Written instruction: Reproduce the data below word for word, starting at the first line and ending at the line that contains "legend-item-metas: 3er TRIMESTRE".

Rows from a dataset
+--

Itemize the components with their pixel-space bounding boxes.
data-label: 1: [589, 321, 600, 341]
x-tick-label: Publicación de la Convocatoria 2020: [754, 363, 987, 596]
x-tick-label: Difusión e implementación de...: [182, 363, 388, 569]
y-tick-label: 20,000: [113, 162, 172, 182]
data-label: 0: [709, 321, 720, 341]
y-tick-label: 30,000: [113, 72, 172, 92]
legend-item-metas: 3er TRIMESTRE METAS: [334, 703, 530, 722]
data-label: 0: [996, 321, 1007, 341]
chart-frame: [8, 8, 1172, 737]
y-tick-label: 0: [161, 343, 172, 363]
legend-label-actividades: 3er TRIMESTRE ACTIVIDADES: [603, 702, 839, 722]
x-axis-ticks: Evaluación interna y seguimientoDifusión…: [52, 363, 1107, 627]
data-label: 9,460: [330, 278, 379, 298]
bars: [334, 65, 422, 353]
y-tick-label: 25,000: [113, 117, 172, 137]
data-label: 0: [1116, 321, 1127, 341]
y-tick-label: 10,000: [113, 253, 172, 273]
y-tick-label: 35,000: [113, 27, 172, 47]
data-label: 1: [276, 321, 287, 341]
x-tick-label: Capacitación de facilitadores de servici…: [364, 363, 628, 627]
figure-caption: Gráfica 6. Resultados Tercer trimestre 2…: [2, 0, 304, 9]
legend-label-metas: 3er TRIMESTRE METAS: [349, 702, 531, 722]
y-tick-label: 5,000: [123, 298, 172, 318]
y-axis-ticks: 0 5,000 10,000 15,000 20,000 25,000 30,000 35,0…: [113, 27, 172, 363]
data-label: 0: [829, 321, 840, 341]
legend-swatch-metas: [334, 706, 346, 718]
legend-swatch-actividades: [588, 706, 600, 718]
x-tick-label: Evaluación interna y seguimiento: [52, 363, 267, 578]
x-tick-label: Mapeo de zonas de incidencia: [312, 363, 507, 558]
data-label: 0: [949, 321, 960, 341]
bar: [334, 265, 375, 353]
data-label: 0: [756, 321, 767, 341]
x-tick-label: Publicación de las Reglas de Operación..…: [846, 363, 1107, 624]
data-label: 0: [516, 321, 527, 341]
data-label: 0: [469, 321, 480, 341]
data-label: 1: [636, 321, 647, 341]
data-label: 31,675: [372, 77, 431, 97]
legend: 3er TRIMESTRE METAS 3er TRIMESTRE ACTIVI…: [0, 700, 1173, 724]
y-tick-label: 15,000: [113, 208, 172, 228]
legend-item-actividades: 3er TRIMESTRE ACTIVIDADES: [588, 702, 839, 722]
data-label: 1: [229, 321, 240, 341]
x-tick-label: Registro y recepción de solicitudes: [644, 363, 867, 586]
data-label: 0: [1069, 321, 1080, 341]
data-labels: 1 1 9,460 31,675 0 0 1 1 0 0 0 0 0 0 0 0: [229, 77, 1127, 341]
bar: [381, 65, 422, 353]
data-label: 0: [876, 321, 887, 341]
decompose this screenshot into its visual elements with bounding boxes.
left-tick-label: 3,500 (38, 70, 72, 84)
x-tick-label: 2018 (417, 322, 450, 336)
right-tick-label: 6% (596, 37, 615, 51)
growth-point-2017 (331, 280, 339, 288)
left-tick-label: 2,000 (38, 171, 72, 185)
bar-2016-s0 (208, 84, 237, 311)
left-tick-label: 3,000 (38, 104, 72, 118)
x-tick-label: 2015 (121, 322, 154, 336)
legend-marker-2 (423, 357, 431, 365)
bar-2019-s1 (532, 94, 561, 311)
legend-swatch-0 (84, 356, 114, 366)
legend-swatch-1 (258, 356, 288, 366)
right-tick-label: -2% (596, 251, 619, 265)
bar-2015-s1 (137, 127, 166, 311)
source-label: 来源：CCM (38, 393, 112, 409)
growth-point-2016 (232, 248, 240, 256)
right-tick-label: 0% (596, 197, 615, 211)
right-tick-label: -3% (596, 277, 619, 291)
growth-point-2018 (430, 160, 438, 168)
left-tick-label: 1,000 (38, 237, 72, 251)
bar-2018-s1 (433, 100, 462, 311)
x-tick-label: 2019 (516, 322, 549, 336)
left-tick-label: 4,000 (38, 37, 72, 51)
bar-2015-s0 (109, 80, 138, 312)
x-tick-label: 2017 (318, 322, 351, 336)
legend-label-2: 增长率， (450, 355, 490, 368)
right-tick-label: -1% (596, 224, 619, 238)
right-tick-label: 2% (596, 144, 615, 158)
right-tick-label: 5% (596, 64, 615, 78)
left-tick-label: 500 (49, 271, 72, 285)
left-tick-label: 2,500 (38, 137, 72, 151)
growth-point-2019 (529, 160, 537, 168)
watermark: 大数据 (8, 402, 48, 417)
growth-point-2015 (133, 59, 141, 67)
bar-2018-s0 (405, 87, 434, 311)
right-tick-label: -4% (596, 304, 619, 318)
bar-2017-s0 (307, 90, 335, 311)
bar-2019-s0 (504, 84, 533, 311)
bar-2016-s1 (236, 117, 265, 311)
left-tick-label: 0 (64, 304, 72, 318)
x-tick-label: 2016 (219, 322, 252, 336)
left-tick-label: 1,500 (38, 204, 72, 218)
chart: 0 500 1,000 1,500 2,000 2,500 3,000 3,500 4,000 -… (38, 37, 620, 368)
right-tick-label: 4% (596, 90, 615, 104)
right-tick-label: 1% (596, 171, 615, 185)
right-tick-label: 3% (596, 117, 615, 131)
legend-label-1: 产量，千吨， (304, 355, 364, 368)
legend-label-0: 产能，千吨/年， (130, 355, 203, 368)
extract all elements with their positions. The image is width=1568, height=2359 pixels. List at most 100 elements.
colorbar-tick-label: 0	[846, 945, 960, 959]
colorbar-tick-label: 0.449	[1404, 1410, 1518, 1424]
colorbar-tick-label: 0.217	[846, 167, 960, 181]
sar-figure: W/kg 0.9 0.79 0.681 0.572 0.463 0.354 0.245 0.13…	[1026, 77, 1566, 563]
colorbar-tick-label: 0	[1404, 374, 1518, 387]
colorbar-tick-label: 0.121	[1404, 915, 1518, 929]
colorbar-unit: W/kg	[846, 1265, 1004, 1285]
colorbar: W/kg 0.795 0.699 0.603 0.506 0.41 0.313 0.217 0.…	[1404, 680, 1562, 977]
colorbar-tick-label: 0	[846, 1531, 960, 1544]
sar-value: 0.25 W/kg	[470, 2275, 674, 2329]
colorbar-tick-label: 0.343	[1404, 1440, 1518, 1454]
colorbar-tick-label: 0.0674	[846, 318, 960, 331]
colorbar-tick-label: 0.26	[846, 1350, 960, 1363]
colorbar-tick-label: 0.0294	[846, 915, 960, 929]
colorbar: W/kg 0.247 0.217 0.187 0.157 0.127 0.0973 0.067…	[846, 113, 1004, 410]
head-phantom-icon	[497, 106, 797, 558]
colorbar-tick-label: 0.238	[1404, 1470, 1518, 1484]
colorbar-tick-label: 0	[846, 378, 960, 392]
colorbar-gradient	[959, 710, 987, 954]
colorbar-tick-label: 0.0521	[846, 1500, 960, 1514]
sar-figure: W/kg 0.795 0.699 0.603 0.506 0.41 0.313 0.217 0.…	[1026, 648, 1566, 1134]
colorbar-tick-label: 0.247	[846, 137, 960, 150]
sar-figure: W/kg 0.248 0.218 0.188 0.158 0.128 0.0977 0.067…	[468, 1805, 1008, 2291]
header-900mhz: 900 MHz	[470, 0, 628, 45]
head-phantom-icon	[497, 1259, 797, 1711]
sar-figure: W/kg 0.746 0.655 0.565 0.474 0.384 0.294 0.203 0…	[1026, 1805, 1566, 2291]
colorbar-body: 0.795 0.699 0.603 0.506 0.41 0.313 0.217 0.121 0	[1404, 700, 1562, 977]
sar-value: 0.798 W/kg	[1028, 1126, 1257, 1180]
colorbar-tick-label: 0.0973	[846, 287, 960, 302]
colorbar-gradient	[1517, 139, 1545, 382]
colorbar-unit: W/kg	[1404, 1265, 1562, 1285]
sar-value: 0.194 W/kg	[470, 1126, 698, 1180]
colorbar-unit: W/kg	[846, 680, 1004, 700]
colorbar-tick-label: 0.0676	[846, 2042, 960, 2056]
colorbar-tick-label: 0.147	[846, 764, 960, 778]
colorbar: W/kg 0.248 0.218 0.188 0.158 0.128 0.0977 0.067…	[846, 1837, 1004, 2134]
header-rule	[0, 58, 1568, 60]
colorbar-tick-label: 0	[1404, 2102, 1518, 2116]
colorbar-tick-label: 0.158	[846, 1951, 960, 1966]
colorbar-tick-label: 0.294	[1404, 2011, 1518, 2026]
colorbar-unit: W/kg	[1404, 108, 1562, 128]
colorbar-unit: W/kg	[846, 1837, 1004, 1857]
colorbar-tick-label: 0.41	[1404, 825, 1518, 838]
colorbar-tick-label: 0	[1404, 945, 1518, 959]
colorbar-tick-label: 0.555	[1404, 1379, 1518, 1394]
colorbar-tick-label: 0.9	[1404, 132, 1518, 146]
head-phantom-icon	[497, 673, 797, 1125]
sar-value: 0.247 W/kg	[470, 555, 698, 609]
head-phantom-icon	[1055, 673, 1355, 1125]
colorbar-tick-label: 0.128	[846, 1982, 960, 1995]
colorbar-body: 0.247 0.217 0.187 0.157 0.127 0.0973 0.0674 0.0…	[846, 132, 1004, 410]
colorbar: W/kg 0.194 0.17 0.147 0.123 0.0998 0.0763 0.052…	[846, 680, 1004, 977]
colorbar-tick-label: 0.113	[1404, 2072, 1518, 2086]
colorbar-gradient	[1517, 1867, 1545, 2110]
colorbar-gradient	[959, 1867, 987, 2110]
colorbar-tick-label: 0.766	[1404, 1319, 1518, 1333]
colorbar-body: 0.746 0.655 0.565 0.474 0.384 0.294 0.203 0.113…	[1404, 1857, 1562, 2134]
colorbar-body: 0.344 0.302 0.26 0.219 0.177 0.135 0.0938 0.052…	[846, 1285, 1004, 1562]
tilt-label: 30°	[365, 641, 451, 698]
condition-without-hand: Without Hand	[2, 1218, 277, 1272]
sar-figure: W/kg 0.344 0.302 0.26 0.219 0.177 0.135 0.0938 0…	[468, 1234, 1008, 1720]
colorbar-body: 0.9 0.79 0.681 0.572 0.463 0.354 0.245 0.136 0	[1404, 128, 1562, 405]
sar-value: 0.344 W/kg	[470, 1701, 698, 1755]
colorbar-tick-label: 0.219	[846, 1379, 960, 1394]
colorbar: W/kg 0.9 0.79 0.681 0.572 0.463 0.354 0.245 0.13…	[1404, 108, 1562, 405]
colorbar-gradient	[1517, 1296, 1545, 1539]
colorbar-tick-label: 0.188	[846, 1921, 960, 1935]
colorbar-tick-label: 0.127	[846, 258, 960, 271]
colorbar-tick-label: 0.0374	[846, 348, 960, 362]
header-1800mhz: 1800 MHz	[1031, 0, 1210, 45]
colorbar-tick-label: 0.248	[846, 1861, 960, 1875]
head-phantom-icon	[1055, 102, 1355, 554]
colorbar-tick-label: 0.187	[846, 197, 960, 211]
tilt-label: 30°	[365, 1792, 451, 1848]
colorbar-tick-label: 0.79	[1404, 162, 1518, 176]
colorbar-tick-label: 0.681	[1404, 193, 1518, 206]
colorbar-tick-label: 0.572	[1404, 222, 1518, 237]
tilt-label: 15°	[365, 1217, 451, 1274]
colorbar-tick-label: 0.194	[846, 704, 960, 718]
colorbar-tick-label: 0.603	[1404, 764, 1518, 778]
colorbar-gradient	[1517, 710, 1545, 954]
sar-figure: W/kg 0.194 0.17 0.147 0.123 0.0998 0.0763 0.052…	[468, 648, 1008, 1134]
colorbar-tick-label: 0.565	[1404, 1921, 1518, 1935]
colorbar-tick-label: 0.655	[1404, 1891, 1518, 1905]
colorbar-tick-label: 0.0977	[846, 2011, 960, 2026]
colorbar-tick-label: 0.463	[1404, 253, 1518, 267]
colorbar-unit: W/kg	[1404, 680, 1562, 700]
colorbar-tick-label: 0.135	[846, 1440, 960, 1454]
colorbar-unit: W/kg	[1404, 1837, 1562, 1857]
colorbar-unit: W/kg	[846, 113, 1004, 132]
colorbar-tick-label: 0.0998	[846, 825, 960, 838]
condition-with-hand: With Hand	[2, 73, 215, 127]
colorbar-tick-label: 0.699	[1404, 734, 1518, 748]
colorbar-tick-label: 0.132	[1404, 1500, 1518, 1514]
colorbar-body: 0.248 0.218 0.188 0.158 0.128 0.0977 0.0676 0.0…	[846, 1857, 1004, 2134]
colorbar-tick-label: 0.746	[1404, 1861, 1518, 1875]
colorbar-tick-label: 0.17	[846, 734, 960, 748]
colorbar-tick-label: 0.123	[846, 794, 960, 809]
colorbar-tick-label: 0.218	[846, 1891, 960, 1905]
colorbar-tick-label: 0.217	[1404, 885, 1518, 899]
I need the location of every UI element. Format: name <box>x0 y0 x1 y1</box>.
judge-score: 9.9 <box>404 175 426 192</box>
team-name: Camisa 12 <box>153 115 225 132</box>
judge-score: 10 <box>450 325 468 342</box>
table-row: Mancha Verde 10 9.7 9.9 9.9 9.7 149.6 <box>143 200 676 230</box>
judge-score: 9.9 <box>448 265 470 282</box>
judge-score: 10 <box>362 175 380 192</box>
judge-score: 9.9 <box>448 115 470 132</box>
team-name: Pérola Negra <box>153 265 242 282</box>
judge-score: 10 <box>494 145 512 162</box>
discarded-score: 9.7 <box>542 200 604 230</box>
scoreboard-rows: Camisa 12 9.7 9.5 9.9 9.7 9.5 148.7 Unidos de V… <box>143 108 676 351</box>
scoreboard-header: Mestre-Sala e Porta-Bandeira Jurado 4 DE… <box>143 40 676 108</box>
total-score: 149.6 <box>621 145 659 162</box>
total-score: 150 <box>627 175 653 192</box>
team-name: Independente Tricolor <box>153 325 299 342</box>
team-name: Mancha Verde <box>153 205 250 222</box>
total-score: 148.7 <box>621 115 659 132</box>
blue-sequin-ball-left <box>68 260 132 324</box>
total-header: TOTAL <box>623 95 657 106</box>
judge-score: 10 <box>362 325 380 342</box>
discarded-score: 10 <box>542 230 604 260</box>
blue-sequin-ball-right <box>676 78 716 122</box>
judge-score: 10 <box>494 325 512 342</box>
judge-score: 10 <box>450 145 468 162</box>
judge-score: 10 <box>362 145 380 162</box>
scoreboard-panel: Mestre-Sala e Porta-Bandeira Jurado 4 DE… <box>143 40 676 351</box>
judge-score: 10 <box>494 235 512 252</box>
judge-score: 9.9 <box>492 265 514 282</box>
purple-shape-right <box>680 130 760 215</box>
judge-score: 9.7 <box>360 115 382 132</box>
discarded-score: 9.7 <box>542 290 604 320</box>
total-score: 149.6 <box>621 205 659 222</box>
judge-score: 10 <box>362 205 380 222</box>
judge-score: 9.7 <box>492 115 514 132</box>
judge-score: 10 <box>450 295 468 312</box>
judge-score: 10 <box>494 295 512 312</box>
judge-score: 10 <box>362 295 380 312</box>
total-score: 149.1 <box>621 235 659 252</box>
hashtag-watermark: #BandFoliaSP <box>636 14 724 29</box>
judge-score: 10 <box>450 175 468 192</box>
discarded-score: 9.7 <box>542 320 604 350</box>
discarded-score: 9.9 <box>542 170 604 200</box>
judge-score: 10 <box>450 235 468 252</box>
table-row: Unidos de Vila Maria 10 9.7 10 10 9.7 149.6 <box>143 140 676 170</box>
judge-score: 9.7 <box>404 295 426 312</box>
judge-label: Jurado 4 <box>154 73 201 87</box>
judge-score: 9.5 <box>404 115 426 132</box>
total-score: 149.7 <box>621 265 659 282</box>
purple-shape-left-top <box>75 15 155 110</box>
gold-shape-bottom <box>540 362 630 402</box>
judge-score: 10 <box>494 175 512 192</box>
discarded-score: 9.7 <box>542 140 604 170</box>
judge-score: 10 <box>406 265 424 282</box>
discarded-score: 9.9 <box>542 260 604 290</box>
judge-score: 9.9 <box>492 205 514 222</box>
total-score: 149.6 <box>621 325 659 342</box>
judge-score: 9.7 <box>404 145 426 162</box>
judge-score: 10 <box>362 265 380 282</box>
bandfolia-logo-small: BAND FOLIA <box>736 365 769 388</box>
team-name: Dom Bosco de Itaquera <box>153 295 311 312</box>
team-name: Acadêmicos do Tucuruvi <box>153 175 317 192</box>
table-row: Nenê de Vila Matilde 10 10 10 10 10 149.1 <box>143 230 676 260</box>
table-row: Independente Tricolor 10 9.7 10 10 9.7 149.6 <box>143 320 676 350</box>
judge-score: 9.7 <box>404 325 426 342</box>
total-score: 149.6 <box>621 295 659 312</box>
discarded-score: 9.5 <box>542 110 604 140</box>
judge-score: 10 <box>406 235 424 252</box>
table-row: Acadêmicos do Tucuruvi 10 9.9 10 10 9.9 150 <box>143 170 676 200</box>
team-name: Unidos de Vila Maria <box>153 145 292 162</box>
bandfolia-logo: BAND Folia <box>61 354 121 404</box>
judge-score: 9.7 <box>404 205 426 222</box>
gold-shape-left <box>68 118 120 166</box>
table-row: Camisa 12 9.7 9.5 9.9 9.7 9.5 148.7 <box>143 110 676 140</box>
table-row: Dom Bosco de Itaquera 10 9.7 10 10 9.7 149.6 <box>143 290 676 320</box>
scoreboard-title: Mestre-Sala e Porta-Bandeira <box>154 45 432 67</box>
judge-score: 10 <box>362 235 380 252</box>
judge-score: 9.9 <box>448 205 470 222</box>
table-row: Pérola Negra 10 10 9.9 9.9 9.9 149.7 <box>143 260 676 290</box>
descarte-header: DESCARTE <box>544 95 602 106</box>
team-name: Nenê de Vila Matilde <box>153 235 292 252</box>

+--

Task result:
Itemize the components with their pixel-space bounding boxes.
data-label: 1: [589, 321, 600, 341]
x-tick-label: Publicación de la Convocatoria 2020: [754, 363, 987, 596]
x-tick-label: Difusión e implementación de...: [182, 363, 388, 569]
y-tick-label: 20,000: [113, 162, 172, 182]
data-label: 0: [709, 321, 720, 341]
y-tick-label: 30,000: [113, 72, 172, 92]
legend-item-metas: 3er TRIMESTRE METAS: [334, 703, 530, 722]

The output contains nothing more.